Problem to work on ▸ Copy out each line that mentions the word "exames".
-- START Entries provided --
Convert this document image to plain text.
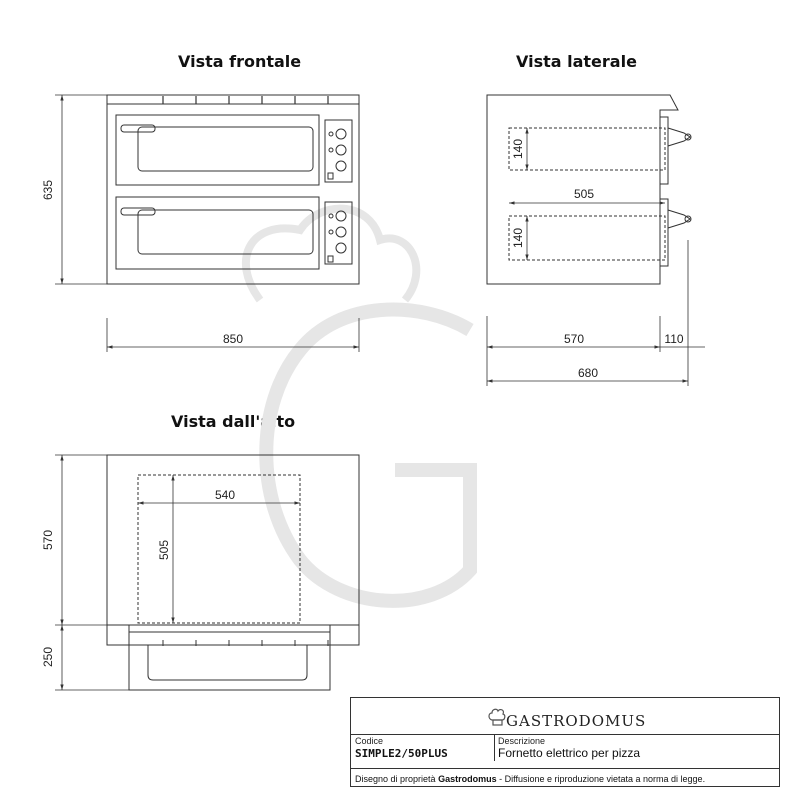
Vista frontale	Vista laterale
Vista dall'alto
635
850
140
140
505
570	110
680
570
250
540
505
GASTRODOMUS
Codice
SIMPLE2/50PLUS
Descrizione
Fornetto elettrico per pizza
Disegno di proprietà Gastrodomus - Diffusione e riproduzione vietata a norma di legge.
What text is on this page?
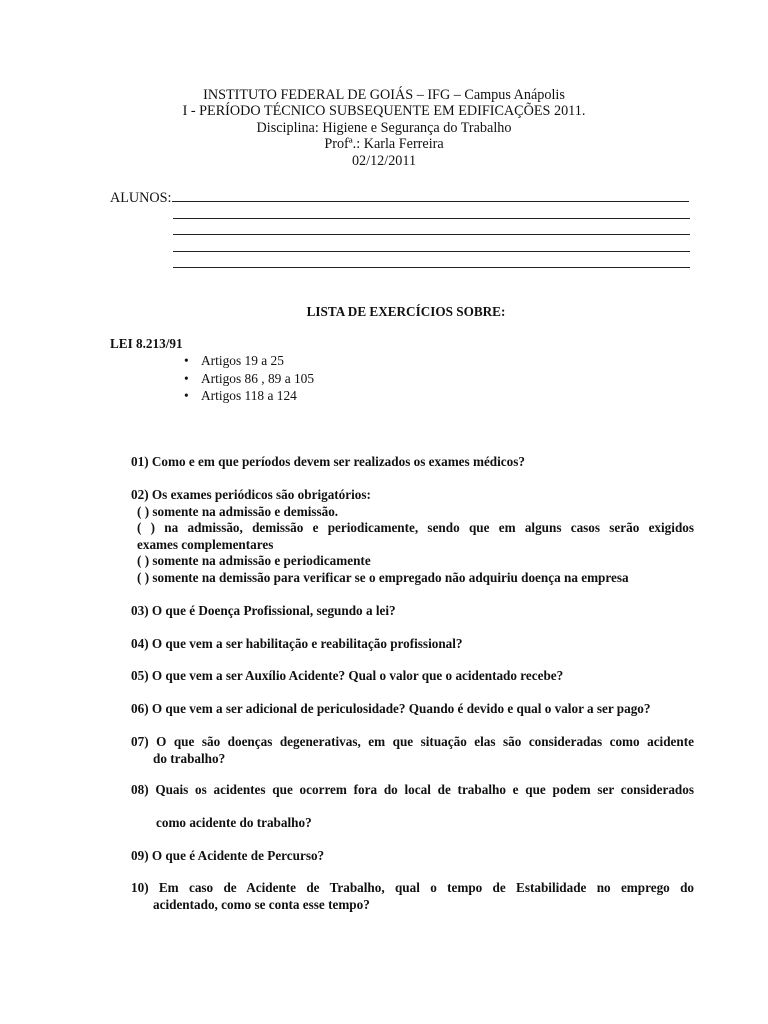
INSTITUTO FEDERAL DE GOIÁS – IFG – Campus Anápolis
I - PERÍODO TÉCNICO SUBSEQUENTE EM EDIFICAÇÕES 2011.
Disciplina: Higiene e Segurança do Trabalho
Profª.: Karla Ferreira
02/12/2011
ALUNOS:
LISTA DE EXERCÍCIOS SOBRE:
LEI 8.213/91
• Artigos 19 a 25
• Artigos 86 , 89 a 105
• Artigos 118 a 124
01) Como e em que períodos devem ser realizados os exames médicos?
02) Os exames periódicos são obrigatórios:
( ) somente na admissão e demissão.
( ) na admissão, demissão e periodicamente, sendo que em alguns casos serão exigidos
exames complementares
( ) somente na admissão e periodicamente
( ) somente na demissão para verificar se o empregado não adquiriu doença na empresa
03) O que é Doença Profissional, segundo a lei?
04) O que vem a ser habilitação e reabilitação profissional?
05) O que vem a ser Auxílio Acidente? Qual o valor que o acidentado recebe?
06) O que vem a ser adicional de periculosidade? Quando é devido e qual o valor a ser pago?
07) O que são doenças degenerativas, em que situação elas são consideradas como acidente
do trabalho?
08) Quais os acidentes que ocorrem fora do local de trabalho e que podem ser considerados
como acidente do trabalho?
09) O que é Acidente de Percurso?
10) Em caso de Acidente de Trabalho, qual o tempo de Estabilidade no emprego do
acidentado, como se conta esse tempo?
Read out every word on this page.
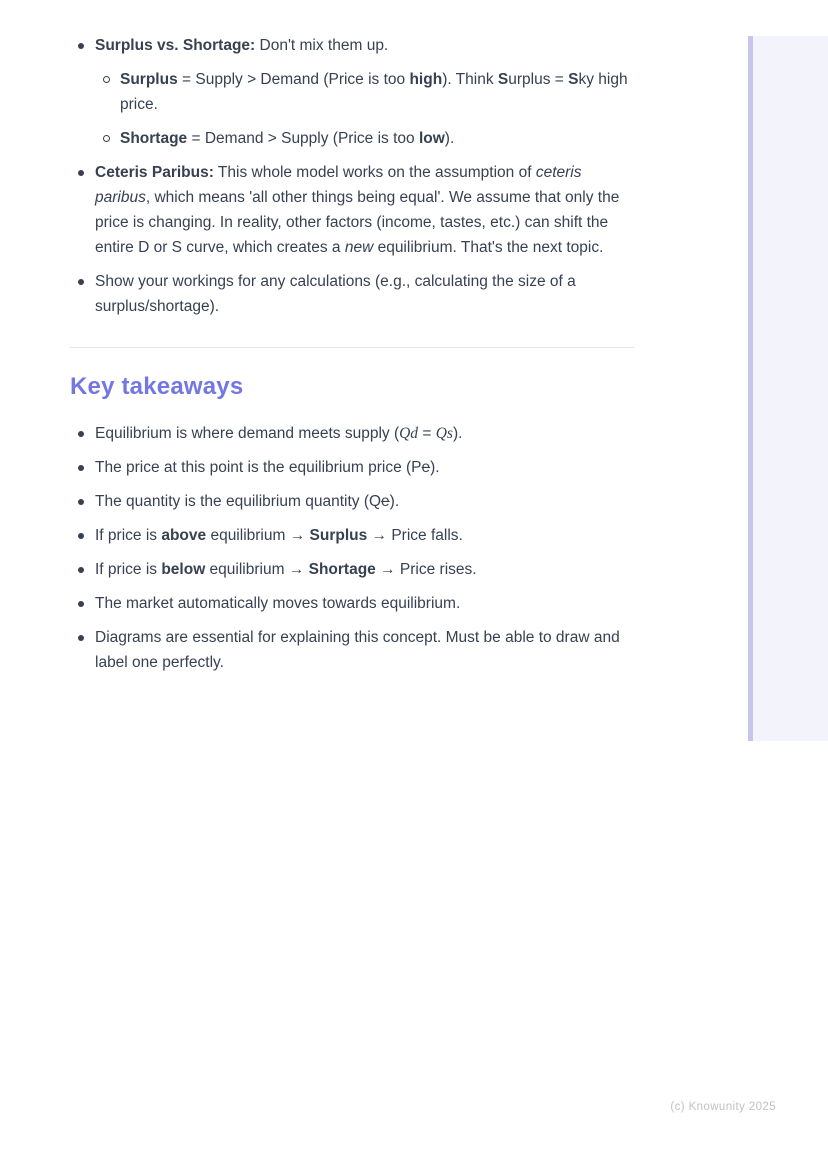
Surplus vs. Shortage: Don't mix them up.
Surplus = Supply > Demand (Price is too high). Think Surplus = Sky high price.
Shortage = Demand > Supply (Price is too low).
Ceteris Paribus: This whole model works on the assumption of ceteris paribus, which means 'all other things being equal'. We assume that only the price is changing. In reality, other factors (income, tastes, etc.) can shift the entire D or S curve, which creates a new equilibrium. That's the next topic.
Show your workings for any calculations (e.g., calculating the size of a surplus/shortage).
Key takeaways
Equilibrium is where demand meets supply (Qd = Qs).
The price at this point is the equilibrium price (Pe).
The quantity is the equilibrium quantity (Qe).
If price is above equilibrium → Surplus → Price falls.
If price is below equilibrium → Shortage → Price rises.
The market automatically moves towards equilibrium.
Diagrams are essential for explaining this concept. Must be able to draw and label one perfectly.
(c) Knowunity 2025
-- END Entries provided --
Exercise solution ▸
01) Como e em que períodos devem ser realizados os exames médicos?
02) Os exames periódicos são obrigatórios:
exames complementares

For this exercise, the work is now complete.